I’m so sorry you’ve had to experience any depression, Brandi. But for those who suffer postpartum depression, I want them to know they aren’t alone, and there is hope! Because of Him, #HopePrevails
“I had been her almost 20 years ago.” This line really stood out to me, Michelle. Whether it’s postpartum depression or something else, those of us who have gone before have a powerful opportunity to remember what it’s like and to do what you did for this mom–offer hope that it will not always be this way. Glad to be your neighbor this week at Chasing Community.
Thank you Lois. I feel like it’s our privilege to share comfort with others out of our own testimony and experience. I hope this post does that. Blessings.
Somehow, it was these words that struck me most deeply as I read: “…don’t need to suffer any longer.” What a gift for that young woman to hear, I’m certain. Knowing that there was a reason and help gave hope then and gives hope today.

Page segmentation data
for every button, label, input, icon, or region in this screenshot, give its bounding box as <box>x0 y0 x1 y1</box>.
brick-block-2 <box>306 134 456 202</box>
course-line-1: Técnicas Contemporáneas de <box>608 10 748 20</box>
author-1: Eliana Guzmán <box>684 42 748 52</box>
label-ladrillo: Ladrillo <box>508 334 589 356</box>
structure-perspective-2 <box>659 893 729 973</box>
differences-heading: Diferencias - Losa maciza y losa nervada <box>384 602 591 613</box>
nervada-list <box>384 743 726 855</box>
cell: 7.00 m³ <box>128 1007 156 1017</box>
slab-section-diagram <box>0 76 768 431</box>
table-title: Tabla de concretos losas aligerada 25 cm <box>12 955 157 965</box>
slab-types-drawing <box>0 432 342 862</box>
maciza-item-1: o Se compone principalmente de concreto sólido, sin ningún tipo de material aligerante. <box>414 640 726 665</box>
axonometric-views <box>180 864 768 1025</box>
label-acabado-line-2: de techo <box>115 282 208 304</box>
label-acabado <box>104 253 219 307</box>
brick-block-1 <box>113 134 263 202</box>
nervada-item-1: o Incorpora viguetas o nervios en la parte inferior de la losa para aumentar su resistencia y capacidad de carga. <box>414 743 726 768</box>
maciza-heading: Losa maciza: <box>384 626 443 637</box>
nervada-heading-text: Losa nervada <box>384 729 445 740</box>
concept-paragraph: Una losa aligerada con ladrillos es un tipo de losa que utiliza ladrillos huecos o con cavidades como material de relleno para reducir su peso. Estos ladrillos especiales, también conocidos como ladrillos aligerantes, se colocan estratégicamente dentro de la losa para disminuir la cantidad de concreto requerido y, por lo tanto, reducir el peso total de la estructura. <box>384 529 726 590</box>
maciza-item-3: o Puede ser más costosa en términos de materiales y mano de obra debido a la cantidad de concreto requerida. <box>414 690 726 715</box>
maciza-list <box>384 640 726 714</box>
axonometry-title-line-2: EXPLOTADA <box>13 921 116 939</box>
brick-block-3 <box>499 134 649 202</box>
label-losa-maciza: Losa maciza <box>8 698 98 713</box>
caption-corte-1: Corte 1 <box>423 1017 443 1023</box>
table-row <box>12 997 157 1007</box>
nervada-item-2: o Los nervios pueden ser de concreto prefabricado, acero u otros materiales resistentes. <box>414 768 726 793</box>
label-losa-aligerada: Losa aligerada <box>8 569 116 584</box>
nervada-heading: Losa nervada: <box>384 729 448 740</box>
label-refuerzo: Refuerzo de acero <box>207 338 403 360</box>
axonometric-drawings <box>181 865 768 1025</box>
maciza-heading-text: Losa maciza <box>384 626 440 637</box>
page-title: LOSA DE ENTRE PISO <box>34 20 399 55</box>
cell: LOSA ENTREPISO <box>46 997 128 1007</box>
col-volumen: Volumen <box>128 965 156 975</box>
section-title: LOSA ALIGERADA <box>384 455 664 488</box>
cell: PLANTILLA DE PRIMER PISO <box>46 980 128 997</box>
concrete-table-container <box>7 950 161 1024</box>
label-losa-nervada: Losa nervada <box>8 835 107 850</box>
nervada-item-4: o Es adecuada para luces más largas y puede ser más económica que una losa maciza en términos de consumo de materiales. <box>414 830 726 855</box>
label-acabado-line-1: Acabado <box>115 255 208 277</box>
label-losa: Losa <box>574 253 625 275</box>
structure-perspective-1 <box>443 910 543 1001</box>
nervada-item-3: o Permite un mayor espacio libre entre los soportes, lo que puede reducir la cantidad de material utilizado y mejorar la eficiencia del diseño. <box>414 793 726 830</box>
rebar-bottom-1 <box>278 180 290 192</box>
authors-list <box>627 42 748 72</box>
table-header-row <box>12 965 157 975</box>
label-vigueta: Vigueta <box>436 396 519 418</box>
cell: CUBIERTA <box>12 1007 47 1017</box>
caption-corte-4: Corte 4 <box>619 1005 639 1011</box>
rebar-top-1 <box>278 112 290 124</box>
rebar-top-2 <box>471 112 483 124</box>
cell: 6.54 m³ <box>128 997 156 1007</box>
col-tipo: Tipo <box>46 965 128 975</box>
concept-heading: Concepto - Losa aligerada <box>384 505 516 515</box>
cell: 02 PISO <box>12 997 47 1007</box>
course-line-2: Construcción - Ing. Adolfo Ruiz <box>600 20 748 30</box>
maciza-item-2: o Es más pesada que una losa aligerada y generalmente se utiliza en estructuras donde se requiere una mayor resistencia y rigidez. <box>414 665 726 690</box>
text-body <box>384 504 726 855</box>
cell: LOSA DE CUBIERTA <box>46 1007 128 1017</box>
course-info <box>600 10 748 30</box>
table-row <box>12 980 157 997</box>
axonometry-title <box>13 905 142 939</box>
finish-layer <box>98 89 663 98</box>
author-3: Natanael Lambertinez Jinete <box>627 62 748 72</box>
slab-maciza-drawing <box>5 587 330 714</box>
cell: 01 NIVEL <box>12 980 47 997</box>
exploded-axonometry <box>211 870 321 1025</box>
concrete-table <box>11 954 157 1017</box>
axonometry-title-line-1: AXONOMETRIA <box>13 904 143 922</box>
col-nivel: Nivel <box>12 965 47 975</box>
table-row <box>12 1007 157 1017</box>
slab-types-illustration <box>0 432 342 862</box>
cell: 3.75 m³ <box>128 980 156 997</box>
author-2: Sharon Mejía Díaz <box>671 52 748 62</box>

Aim of the exercise
Reproduce the blog comments from "I’m so sorry" to "does that. Blessings.", switching each "postpartum depression" to "postnatal depression".

Task output
I’m so sorry you’ve had to experience any depression, Brandi. But for those who suffer postnatal depression, I want them to know they aren’t alone, and there is hope! Because of Him, #HopePrevails
“I had been her almost 20 years ago.” This line really stood out to me, Michelle. Whether it’s postnatal depression or something else, those of us who have gone before have a powerful opportunity to remember what it’s like and to do what you did for this mom–offer hope that it will not always be this way. Glad to be your neighbor this week at Chasing Community.
Thank you Lois. I feel like it’s our privilege to share comfort with others out of our own testimony and experience. I hope this post does that. Blessings.